===== WORKING DATA =====

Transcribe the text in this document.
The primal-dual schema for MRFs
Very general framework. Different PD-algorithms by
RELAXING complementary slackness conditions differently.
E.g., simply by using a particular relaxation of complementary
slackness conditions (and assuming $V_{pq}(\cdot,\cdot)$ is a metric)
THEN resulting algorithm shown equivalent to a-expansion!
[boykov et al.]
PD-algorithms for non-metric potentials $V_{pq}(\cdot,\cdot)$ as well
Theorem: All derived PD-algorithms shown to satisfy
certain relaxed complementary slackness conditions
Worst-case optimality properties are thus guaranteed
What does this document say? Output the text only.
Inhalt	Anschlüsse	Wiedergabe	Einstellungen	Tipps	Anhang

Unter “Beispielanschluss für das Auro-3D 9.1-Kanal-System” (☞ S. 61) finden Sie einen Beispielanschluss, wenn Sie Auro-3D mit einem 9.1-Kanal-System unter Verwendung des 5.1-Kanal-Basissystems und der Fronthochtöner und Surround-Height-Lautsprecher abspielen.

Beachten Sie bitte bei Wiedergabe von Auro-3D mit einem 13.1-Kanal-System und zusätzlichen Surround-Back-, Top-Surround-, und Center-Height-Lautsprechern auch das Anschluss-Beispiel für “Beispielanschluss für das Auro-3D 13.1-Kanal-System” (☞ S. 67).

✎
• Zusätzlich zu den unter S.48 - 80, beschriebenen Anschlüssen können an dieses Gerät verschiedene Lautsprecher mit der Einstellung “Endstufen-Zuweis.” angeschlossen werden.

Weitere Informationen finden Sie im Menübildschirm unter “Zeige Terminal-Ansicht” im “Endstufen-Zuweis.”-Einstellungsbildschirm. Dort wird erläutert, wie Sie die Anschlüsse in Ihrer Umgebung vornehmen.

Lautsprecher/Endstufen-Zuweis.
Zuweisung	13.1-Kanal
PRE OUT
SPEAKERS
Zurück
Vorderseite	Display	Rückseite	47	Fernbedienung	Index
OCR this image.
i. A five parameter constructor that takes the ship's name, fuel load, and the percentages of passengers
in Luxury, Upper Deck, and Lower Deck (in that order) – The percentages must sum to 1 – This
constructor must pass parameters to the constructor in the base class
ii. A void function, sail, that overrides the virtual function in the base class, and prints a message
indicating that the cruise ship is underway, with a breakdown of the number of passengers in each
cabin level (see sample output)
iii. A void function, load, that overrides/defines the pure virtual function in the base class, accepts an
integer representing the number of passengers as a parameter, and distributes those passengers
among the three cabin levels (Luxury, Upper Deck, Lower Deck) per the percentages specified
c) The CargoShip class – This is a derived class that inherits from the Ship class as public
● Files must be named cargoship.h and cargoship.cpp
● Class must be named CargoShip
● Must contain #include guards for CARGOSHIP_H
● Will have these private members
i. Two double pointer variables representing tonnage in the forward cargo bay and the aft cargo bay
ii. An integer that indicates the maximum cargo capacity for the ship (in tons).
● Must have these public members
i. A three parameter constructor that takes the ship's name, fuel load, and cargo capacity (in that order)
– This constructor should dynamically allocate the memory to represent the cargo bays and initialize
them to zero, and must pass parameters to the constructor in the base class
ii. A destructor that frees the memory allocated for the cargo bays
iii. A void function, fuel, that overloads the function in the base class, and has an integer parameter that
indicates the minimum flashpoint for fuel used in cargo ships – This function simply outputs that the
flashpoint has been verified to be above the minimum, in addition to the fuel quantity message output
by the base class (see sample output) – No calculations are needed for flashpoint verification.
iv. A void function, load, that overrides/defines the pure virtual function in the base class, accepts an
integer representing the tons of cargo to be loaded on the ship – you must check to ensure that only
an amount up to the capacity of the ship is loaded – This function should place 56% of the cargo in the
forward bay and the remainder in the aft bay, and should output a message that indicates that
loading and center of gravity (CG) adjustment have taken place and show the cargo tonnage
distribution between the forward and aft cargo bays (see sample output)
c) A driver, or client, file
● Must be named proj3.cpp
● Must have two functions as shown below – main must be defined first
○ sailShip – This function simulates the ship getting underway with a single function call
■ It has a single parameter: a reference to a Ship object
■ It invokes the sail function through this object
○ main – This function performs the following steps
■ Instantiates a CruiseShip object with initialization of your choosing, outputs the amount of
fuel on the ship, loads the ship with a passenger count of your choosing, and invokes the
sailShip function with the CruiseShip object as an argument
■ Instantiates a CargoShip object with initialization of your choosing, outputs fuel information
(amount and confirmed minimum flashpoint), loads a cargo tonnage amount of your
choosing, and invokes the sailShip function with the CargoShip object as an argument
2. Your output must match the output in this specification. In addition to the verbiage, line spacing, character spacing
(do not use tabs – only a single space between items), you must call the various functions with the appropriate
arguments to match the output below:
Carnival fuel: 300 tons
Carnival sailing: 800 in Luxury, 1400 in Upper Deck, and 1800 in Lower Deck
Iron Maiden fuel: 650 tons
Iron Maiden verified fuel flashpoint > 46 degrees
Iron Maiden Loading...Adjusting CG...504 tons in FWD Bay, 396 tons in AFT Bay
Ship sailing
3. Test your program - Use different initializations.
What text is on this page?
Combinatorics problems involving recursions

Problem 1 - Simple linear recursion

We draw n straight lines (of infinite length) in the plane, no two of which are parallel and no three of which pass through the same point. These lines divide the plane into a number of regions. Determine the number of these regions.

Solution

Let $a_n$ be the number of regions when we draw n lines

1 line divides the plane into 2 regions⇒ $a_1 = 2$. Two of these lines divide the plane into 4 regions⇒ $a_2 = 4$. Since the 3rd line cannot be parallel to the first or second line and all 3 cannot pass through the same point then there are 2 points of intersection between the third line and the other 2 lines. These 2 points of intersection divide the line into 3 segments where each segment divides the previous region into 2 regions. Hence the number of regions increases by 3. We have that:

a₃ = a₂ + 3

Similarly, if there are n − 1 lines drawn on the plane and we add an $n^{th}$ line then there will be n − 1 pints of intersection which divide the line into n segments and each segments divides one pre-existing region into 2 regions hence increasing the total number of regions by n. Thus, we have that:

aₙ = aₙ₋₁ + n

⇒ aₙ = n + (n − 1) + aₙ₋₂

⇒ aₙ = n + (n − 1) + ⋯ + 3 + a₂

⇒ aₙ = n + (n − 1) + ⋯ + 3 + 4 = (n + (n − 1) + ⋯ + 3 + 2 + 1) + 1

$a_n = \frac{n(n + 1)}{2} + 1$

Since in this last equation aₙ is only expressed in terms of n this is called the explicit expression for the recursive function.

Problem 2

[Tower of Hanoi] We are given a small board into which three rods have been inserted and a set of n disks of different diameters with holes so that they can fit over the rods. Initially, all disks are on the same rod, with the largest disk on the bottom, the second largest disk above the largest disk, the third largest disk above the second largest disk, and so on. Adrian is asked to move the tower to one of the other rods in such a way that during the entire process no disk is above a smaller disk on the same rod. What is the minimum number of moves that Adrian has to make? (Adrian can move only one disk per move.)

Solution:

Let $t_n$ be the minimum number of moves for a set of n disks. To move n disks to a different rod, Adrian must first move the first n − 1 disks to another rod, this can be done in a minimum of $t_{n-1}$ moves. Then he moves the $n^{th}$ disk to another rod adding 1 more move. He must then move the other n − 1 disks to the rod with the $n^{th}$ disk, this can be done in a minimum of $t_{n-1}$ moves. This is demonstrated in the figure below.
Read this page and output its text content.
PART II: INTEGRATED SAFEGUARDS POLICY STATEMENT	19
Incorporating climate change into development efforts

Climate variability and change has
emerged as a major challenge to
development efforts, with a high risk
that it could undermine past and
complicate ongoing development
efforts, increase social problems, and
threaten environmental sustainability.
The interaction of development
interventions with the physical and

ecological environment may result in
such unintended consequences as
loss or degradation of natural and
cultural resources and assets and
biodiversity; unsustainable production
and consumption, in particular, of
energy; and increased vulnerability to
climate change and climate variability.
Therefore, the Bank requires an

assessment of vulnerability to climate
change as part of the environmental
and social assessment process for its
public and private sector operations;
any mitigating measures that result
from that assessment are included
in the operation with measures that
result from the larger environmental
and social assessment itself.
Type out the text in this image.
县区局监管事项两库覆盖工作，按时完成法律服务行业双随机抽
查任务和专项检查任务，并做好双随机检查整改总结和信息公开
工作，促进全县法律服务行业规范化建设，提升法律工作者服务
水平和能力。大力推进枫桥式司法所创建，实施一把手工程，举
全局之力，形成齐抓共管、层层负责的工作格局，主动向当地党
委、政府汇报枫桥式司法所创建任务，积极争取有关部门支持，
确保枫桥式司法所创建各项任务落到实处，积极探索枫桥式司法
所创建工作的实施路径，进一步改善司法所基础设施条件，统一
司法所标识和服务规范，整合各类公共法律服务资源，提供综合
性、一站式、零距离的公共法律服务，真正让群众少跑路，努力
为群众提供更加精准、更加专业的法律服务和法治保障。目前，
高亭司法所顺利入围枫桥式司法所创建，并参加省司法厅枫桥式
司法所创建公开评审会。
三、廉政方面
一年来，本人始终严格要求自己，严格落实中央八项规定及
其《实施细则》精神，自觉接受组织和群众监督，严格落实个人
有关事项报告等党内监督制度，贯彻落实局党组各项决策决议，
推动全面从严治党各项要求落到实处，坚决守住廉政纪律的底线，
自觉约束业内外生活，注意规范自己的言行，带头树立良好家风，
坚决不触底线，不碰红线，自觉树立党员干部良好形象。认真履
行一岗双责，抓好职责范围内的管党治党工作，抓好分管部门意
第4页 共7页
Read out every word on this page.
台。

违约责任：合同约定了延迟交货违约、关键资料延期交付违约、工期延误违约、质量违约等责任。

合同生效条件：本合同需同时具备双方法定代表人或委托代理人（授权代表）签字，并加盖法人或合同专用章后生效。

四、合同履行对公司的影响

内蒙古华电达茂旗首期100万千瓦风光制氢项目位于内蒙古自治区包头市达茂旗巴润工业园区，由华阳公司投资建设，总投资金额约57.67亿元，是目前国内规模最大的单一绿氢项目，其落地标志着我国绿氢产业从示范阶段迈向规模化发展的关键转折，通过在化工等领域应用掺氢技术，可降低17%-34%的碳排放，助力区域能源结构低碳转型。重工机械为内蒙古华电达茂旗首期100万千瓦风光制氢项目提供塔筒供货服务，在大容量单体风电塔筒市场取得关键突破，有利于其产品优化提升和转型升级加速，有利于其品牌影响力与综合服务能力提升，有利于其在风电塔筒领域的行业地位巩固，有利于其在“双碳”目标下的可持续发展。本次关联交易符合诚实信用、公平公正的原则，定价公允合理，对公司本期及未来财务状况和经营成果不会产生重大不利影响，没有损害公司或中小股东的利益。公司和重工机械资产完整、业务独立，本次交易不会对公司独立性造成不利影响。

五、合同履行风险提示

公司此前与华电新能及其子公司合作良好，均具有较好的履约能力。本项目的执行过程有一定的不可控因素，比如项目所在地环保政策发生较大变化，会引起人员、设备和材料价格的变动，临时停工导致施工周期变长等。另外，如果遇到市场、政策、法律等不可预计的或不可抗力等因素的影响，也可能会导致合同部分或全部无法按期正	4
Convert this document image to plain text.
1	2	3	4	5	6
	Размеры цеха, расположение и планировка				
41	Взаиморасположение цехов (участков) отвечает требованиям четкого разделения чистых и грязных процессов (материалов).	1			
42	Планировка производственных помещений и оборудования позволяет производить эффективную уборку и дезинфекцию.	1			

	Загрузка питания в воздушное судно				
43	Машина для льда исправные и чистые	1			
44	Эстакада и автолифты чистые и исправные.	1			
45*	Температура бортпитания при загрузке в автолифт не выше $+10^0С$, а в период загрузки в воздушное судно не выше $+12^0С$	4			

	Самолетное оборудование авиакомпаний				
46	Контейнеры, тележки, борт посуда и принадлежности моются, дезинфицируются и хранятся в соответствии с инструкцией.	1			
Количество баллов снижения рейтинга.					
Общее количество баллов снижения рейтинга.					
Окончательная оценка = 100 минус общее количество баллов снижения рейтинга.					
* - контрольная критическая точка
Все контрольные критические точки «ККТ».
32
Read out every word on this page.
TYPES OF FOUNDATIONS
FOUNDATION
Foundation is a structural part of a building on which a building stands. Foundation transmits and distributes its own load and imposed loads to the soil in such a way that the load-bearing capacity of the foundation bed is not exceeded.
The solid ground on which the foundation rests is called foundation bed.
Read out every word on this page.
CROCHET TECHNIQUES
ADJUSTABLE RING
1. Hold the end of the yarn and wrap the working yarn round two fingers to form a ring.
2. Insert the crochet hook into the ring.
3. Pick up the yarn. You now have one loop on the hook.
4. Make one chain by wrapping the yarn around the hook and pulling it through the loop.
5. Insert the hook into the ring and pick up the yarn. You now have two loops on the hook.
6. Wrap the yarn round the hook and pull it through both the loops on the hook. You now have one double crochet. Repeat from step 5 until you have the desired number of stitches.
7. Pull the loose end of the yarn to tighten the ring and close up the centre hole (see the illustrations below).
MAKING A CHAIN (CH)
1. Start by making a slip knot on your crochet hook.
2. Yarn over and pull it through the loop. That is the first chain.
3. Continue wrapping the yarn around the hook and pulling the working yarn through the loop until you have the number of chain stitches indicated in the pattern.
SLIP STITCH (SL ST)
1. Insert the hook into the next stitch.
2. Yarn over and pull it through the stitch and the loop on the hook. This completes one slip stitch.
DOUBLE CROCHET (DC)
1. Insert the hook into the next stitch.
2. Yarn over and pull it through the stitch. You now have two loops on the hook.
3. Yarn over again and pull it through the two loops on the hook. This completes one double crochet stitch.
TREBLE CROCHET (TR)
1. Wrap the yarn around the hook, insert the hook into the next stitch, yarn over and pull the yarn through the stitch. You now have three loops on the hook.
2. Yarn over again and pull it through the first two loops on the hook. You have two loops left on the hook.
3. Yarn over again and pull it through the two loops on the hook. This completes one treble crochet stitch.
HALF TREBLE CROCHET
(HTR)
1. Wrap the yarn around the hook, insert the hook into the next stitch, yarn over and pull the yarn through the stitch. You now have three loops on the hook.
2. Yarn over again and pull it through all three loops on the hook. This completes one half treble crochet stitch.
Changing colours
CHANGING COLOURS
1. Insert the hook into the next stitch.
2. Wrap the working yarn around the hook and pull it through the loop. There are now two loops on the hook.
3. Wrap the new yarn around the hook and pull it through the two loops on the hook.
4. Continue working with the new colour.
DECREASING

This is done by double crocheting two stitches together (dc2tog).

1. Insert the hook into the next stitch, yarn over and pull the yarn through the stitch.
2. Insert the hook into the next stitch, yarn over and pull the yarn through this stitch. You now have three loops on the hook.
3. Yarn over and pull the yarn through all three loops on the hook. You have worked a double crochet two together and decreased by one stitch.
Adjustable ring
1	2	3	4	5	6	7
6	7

=====

### DIRECTIVE
Search the data for the word "process" and copy each line where it appears.

### FINISHED ANSWER
[Tower of Hanoi] We are given a small board into which three rods have been inserted and a set of n disks of different diameters with holes so that they can fit over the rods. Initially, all disks are on the same rod, with the largest disk on the bottom, the second largest disk above the largest disk, the third largest disk above the second largest disk, and so on. Adrian is asked to move the tower to one of the other rods in such a way that during the entire process no disk is above a smaller disk on the same rod. What is the minimum number of moves that Adrian has to make? (Adrian can move only one disk per move.)
and social assessment process for its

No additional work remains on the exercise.